→ Required task: Select from the data all lines with the word "lainan".

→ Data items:
((

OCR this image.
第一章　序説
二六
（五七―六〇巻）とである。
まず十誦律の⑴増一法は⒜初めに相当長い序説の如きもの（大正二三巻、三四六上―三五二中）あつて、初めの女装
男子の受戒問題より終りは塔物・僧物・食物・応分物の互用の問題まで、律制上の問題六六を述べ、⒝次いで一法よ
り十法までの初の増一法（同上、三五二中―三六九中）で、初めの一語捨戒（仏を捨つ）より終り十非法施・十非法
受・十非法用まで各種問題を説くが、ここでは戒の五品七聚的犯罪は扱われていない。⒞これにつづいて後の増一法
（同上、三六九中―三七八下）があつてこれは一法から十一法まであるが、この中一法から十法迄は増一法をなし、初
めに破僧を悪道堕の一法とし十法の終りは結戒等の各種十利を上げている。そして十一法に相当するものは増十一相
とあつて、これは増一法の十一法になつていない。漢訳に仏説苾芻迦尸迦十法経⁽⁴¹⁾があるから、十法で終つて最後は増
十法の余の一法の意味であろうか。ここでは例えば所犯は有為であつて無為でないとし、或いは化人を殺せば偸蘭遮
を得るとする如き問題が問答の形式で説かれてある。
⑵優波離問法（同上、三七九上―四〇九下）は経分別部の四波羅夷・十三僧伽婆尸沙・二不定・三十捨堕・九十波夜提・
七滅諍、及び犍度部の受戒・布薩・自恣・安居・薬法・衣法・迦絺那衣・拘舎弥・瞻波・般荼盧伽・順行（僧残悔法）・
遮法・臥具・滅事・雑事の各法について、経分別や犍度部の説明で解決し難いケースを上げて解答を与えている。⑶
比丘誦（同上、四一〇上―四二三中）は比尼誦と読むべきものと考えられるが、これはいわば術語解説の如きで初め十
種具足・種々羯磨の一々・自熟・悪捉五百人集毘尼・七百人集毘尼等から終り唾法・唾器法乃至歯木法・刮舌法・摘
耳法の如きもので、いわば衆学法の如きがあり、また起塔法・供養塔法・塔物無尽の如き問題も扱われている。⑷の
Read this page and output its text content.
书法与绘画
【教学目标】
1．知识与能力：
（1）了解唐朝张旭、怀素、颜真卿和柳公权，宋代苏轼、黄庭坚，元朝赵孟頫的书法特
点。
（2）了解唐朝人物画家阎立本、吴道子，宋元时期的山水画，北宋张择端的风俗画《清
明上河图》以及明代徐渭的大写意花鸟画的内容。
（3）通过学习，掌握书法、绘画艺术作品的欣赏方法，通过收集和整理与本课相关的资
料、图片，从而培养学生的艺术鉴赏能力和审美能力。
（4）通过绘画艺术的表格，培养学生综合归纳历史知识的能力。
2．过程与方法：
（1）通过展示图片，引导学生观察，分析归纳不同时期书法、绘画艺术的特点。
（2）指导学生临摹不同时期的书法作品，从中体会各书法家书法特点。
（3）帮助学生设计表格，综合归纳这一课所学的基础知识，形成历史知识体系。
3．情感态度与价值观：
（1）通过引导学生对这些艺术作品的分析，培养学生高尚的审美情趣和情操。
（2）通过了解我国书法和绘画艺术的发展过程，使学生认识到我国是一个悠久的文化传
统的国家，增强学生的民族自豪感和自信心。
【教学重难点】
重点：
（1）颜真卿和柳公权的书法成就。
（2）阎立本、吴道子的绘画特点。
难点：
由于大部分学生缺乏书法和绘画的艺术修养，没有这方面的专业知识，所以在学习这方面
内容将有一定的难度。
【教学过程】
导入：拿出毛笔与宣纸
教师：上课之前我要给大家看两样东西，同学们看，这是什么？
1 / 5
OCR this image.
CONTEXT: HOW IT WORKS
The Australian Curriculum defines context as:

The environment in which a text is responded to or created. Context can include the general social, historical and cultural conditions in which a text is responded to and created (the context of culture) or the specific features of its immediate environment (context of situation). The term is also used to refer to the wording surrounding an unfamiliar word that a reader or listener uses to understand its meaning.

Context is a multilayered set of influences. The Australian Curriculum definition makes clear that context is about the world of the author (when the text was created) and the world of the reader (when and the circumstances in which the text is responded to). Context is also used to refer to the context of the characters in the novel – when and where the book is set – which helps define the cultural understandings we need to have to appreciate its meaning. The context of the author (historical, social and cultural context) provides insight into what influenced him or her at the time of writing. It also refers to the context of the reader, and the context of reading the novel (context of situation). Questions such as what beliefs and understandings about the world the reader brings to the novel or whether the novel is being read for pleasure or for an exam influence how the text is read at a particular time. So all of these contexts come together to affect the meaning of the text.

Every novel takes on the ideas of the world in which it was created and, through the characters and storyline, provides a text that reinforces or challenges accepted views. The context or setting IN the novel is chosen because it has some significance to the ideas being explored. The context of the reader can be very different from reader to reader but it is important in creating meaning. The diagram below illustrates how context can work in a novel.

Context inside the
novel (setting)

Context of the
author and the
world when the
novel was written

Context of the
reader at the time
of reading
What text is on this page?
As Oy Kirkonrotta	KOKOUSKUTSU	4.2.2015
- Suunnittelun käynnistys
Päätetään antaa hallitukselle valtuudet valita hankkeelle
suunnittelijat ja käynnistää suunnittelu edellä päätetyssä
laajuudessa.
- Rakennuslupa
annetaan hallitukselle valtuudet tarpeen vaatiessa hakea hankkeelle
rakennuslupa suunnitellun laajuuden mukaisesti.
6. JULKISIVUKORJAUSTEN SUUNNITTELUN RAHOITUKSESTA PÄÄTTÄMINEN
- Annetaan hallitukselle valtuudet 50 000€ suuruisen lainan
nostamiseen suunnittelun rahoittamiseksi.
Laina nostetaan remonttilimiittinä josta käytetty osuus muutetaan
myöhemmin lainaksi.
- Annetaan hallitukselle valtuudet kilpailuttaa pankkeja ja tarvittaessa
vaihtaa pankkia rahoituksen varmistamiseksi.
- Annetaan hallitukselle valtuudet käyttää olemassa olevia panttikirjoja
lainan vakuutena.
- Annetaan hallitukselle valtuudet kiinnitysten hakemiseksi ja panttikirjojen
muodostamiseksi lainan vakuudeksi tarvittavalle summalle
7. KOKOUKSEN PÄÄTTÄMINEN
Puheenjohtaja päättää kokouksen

))

→ The output:
- Annetaan hallitukselle valtuudet 50 000€ suuruisen lainan
lainan vakuutena.
muodostamiseksi lainan vakuudeksi tarvittavalle summalle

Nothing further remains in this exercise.